**DATASET**:
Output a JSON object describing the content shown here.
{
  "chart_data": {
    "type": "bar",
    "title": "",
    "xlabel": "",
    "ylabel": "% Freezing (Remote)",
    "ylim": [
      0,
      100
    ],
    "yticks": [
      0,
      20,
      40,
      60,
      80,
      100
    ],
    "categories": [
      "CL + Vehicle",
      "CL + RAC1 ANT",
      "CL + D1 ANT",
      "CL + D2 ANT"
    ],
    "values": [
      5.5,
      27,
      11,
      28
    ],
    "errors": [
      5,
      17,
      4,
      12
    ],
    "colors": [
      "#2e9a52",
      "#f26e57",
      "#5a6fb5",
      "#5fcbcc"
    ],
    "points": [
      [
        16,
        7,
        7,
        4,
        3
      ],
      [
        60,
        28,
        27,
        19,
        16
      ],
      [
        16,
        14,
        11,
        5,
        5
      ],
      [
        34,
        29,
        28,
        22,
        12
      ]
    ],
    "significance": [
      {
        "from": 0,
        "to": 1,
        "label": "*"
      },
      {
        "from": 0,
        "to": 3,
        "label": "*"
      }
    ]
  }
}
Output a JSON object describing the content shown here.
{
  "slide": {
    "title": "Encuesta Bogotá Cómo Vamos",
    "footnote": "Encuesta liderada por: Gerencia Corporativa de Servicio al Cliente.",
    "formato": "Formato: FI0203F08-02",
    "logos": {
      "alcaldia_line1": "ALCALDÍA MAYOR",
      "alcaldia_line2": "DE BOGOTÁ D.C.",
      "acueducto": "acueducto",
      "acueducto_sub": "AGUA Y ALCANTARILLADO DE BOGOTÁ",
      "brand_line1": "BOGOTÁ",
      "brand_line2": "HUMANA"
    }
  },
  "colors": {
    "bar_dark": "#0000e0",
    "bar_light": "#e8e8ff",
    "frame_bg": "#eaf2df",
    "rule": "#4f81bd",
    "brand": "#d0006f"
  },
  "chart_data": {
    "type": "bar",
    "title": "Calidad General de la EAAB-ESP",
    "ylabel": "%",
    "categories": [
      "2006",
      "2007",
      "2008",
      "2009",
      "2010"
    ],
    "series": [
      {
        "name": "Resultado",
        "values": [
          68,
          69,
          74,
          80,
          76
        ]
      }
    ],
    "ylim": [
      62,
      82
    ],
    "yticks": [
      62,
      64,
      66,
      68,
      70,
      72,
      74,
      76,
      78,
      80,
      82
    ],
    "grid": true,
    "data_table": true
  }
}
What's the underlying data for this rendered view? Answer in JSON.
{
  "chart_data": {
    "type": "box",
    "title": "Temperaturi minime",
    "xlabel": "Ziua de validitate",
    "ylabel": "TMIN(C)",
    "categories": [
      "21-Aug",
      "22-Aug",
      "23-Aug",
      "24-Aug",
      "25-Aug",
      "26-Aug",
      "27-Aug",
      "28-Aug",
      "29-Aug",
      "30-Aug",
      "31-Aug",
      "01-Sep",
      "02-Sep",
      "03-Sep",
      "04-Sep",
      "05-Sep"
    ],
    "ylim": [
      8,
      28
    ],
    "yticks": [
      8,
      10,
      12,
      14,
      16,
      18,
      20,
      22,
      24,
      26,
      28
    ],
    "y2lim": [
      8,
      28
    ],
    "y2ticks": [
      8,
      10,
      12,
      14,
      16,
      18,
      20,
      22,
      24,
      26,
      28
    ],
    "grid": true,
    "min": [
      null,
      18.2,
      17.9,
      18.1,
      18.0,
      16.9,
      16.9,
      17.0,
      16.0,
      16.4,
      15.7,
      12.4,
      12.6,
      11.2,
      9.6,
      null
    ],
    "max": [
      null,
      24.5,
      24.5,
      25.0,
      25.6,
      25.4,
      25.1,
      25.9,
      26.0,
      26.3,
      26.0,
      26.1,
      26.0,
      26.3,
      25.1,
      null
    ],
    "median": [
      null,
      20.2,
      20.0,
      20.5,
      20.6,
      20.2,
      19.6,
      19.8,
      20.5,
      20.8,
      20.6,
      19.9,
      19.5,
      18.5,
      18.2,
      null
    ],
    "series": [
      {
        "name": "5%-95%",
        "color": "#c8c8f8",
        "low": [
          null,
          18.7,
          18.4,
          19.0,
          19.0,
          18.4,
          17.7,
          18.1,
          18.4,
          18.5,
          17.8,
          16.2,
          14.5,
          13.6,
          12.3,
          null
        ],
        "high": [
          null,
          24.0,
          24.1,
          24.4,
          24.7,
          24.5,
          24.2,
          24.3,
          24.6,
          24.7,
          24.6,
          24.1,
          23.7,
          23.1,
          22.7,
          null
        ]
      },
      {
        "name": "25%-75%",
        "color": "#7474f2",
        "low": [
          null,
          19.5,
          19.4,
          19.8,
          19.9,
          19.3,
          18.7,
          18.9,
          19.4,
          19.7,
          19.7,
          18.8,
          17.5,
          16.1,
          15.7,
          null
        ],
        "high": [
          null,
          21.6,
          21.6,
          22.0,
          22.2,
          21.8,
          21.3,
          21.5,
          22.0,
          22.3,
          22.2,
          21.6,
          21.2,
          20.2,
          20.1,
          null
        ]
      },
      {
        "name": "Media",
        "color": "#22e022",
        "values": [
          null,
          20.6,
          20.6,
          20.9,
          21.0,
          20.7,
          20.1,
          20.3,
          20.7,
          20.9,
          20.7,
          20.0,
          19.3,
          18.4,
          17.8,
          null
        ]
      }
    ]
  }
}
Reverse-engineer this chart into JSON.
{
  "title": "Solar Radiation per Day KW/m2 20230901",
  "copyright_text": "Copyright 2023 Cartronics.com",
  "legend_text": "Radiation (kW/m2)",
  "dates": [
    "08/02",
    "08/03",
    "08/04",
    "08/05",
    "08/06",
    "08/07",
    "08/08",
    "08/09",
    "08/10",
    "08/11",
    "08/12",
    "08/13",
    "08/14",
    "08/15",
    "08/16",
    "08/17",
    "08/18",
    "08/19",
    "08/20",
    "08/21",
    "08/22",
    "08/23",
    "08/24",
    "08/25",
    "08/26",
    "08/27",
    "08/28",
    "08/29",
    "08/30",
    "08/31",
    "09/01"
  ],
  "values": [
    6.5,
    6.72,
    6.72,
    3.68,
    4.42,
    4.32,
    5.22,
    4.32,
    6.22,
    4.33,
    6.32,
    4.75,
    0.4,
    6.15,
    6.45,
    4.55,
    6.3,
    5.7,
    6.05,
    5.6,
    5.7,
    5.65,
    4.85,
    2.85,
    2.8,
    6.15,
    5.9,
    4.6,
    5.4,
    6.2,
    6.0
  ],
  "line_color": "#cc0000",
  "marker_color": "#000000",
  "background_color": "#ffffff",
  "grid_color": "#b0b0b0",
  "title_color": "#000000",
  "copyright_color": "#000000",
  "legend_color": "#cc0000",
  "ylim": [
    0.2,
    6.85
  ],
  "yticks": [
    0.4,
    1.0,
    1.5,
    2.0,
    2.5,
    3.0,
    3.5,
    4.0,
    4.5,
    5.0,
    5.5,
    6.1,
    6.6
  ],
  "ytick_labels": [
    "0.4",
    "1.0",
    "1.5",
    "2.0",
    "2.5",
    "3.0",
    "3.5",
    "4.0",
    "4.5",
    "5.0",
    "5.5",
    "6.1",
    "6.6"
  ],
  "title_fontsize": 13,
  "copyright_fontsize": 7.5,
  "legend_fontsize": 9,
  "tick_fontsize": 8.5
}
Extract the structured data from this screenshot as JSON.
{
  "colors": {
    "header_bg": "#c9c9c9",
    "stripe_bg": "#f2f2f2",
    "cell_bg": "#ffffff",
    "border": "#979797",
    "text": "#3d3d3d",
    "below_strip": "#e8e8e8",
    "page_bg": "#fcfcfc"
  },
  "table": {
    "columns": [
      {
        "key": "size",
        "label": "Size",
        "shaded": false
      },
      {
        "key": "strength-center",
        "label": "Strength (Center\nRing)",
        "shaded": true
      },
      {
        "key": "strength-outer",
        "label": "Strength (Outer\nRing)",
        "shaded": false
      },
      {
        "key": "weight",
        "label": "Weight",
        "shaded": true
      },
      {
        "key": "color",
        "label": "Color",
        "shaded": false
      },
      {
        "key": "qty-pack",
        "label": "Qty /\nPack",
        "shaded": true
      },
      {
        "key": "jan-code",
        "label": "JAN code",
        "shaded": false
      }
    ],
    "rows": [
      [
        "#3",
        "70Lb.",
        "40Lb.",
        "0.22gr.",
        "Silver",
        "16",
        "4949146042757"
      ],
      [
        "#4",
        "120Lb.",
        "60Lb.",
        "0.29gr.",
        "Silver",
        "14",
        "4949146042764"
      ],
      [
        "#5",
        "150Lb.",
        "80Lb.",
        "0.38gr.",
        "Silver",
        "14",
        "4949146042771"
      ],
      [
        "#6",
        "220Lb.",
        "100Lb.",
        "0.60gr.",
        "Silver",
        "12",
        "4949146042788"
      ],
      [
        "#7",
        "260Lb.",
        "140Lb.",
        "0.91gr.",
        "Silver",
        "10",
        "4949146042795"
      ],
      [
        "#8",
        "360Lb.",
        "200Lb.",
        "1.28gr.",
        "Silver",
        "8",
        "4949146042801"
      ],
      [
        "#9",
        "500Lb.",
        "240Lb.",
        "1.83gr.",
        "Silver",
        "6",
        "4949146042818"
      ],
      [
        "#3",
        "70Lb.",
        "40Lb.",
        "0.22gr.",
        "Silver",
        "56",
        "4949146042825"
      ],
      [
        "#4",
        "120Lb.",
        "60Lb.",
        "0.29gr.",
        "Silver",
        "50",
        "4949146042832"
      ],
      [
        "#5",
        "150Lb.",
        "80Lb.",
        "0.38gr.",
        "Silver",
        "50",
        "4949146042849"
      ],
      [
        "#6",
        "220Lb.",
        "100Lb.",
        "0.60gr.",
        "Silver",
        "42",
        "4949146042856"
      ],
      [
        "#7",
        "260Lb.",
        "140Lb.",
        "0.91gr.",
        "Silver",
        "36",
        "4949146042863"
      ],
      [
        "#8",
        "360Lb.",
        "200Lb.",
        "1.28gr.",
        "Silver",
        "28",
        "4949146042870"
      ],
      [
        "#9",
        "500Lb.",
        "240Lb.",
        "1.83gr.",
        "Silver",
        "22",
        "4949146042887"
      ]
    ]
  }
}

**WHAT IS REQUIRED**:
Pick out all lines from the data above in which the word "ffffff" appears.

**IN RESPONSE**:
  "background_color": "#ffffff",
    "cell_bg": "#ffffff",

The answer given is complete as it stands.